* PROBLEM TO SOLVE
Copy each line exactly. Leave nothing out.

[Dataset items]
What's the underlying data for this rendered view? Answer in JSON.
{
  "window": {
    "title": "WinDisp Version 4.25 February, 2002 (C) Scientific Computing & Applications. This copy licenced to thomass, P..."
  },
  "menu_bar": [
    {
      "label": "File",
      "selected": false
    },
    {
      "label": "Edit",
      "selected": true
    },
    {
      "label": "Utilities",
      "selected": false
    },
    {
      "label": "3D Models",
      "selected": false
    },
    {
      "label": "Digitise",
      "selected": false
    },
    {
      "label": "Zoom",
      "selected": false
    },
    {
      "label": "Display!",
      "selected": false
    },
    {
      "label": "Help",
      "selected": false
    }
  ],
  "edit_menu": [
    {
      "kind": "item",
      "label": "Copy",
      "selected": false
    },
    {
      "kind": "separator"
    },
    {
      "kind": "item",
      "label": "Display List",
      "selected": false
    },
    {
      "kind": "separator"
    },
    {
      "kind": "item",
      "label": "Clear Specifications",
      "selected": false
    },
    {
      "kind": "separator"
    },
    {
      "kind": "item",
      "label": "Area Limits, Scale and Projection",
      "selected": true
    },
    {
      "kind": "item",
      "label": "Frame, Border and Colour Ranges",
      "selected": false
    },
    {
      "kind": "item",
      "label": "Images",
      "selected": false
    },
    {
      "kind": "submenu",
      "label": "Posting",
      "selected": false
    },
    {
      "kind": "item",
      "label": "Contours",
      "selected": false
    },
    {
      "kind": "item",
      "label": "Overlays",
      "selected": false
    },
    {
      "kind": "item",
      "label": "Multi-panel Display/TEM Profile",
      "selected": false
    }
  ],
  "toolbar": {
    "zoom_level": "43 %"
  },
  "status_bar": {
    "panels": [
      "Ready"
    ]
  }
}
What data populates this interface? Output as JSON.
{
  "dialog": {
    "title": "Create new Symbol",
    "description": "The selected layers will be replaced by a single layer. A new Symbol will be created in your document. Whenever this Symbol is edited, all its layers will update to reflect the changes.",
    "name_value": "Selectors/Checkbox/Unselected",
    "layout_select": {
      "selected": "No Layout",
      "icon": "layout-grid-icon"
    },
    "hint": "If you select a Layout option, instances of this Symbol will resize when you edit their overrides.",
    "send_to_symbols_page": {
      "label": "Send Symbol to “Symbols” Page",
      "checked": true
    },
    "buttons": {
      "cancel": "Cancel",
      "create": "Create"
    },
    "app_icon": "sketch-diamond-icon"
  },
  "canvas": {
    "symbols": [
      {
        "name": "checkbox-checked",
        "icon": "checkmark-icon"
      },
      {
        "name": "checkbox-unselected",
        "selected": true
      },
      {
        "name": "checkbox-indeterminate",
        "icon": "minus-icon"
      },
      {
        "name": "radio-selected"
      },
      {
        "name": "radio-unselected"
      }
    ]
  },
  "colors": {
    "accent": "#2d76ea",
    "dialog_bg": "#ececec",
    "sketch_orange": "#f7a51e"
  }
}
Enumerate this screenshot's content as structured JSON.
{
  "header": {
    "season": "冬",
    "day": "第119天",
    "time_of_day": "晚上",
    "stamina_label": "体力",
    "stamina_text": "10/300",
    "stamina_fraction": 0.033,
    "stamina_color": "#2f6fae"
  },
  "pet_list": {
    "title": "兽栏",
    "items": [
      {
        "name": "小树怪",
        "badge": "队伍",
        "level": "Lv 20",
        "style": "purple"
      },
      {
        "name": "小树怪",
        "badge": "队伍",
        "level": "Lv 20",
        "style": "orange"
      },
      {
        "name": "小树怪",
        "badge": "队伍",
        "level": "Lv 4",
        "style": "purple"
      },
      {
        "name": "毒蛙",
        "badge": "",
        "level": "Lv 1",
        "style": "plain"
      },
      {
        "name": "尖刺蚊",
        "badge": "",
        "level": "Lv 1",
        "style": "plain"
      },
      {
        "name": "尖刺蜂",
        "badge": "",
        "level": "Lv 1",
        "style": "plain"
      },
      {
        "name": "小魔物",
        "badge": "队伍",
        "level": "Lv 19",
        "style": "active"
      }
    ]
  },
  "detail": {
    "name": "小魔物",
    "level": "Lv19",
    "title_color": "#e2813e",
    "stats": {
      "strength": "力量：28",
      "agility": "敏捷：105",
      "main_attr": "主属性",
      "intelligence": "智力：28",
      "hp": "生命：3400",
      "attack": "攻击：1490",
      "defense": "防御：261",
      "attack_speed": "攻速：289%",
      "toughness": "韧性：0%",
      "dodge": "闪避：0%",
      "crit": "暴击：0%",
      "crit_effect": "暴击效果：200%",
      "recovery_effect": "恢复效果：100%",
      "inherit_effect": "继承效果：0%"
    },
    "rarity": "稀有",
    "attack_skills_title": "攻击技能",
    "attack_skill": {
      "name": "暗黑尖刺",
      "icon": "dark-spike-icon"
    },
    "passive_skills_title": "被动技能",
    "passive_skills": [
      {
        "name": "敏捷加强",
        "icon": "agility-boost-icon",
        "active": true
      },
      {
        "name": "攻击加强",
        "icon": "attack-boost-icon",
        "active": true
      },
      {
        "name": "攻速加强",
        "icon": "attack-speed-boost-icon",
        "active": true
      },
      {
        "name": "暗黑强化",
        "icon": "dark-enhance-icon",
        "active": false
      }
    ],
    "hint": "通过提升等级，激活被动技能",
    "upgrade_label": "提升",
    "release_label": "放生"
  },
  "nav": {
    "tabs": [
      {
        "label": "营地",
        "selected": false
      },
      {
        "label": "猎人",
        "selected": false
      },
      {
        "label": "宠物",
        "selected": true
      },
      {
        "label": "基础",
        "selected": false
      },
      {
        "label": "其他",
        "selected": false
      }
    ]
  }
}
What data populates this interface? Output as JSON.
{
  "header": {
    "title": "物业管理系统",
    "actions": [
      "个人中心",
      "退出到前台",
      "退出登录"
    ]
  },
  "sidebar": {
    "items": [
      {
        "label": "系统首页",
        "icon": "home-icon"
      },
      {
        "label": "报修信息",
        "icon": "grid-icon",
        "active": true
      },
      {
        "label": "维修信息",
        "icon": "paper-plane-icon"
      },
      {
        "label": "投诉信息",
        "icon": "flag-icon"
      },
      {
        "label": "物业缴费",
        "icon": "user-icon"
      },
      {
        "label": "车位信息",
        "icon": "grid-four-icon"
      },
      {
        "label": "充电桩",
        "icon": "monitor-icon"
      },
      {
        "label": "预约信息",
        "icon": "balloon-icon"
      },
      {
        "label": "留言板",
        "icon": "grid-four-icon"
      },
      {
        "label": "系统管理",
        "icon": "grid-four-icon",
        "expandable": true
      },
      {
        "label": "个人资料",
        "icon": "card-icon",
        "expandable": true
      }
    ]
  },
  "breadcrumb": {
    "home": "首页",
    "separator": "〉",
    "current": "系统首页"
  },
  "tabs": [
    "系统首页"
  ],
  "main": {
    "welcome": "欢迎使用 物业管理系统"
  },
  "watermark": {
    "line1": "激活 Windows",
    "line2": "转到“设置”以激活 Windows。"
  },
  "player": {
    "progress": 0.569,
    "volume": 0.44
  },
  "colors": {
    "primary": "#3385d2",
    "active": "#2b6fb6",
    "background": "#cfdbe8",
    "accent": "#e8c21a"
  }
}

* RESULT OF THE EXERCISE
What's the underlying data for this rendered view? Answer in JSON.
{
  "window": {
    "title": "WinDisp Version 4.25 February, 2002 (C) Scientific Computing & Applications. This copy licenced to thomass, P..."
  },
  "menu_bar": [
    {
      "label": "File",
      "selected": false
    },
    {
      "label": "Edit",
      "selected": true
    },
    {
      "label": "Utilities",
      "selected": false
    },
    {
      "label": "3D Models",
      "selected": false
    },
    {
      "label": "Digitise",
      "selected": false
    },
    {
      "label": "Zoom",
      "selected": false
    },
    {
      "label": "Display!",
      "selected": false
    },
    {
      "label": "Help",
      "selected": false
    }
  ],
  "edit_menu": [
    {
      "kind": "item",
      "label": "Copy",
      "selected": false
    },
    {
      "kind": "separator"
    },
    {
      "kind": "item",
      "label": "Display List",
      "selected": false
    },
    {
      "kind": "separator"
    },
    {
      "kind": "item",
      "label": "Clear Specifications",
      "selected": false
    },
    {
      "kind": "separator"
    },
    {
      "kind": "item",
      "label": "Area Limits, Scale and Projection",
      "selected": true
    },
    {
      "kind": "item",
      "label": "Frame, Border and Colour Ranges",
      "selected": false
    },
    {
      "kind": "item",
      "label": "Images",
      "selected": false
    },
    {
      "kind": "submenu",
      "label": "Posting",
      "selected": false
    },
    {
      "kind": "item",
      "label": "Contours",
      "selected": false
    },
    {
      "kind": "item",
      "label": "Overlays",
      "selected": false
    },
    {
      "kind": "item",
      "label": "Multi-panel Display/TEM Profile",
      "selected": false
    }
  ],
  "toolbar": {
    "zoom_level": "43 %"
  },
  "status_bar": {
    "panels": [
      "Ready"
    ]
  }
}
What data populates this interface? Output as JSON.
{
  "dialog": {
    "title": "Create new Symbol",
    "description": "The selected layers will be replaced by a single layer. A new Symbol will be created in your document. Whenever this Symbol is edited, all its layers will update to reflect the changes.",
    "name_value": "Selectors/Checkbox/Unselected",
    "layout_select": {
      "selected": "No Layout",
      "icon": "layout-grid-icon"
    },
    "hint": "If you select a Layout option, instances of this Symbol will resize when you edit their overrides.",
    "send_to_symbols_page": {
      "label": "Send Symbol to “Symbols” Page",
      "checked": true
    },
    "buttons": {
      "cancel": "Cancel",
      "create": "Create"
    },
    "app_icon": "sketch-diamond-icon"
  },
  "canvas": {
    "symbols": [
      {
        "name": "checkbox-checked",
        "icon": "checkmark-icon"
      },
      {
        "name": "checkbox-unselected",
        "selected": true
      },
      {
        "name": "checkbox-indeterminate",
        "icon": "minus-icon"
      },
      {
        "name": "radio-selected"
      },
      {
        "name": "radio-unselected"
      }
    ]
  },
  "colors": {
    "accent": "#2d76ea",
    "dialog_bg": "#ececec",
    "sketch_orange": "#f7a51e"
  }
}
Enumerate this screenshot's content as structured JSON.
{
  "header": {
    "season": "冬",
    "day": "第119天",
    "time_of_day": "晚上",
    "stamina_label": "体力",
    "stamina_text": "10/300",
    "stamina_fraction": 0.033,
    "stamina_color": "#2f6fae"
  },
  "pet_list": {
    "title": "兽栏",
    "items": [
      {
        "name": "小树怪",
        "badge": "队伍",
        "level": "Lv 20",
        "style": "purple"
      },
      {
        "name": "小树怪",
        "badge": "队伍",
        "level": "Lv 20",
        "style": "orange"
      },
      {
        "name": "小树怪",
        "badge": "队伍",
        "level": "Lv 4",
        "style": "purple"
      },
      {
        "name": "毒蛙",
        "badge": "",
        "level": "Lv 1",
        "style": "plain"
      },
      {
        "name": "尖刺蚊",
        "badge": "",
        "level": "Lv 1",
        "style": "plain"
      },
      {
        "name": "尖刺蜂",
        "badge": "",
        "level": "Lv 1",
        "style": "plain"
      },
      {
        "name": "小魔物",
        "badge": "队伍",
        "level": "Lv 19",
        "style": "active"
      }
    ]
  },
  "detail": {
    "name": "小魔物",
    "level": "Lv19",
    "title_color": "#e2813e",
    "stats": {
      "strength": "力量：28",
      "agility": "敏捷：105",
      "main_attr": "主属性",
      "intelligence": "智力：28",
      "hp": "生命：3400",
      "attack": "攻击：1490",
      "defense": "防御：261",
      "attack_speed": "攻速：289%",
      "toughness": "韧性：0%",
      "dodge": "闪避：0%",
      "crit": "暴击：0%",
      "crit_effect": "暴击效果：200%",
      "recovery_effect": "恢复效果：100%",
      "inherit_effect": "继承效果：0%"
    },
    "rarity": "稀有",
    "attack_skills_title": "攻击技能",
    "attack_skill": {
      "name": "暗黑尖刺",
      "icon": "dark-spike-icon"
    },
    "passive_skills_title": "被动技能",
    "passive_skills": [
      {
        "name": "敏捷加强",
        "icon": "agility-boost-icon",
        "active": true
      },
      {
        "name": "攻击加强",
        "icon": "attack-boost-icon",
        "active": true
      },
      {
        "name": "攻速加强",
        "icon": "attack-speed-boost-icon",
        "active": true
      },
      {
        "name": "暗黑强化",
        "icon": "dark-enhance-icon",
        "active": false
      }
    ],
    "hint": "通过提升等级，激活被动技能",
    "upgrade_label": "提升",
    "release_label": "放生"
  },
  "nav": {
    "tabs": [
      {
        "label": "营地",
        "selected": false
      },
      {
        "label": "猎人",
        "selected": false
      },
      {
        "label": "宠物",
        "selected": true
      },
      {
        "label": "基础",
        "selected": false
      },
      {
        "label": "其他",
        "selected": false
      }
    ]
  }
}
What data populates this interface? Output as JSON.
{
  "header": {
    "title": "物业管理系统",
    "actions": [
      "个人中心",
      "退出到前台",
      "退出登录"
    ]
  },
  "sidebar": {
    "items": [
      {
        "label": "系统首页",
        "icon": "home-icon"
      },
      {
        "label": "报修信息",
        "icon": "grid-icon",
        "active": true
      },
      {
        "label": "维修信息",
        "icon": "paper-plane-icon"
      },
      {
        "label": "投诉信息",
        "icon": "flag-icon"
      },
      {
        "label": "物业缴费",
        "icon": "user-icon"
      },
      {
        "label": "车位信息",
        "icon": "grid-four-icon"
      },
      {
        "label": "充电桩",
        "icon": "monitor-icon"
      },
      {
        "label": "预约信息",
        "icon": "balloon-icon"
      },
      {
        "label": "留言板",
        "icon": "grid-four-icon"
      },
      {
        "label": "系统管理",
        "icon": "grid-four-icon",
        "expandable": true
      },
      {
        "label": "个人资料",
        "icon": "card-icon",
        "expandable": true
      }
    ]
  },
  "breadcrumb": {
    "home": "首页",
    "separator": "〉",
    "current": "系统首页"
  },
  "tabs": [
    "系统首页"
  ],
  "main": {
    "welcome": "欢迎使用 物业管理系统"
  },
  "watermark": {
    "line1": "激活 Windows",
    "line2": "转到“设置”以激活 Windows。"
  },
  "player": {
    "progress": 0.569,
    "volume": 0.44
  },
  "colors": {
    "primary": "#3385d2",
    "active": "#2b6fb6",
    "background": "#cfdbe8",
    "accent": "#e8c21a"
  }
}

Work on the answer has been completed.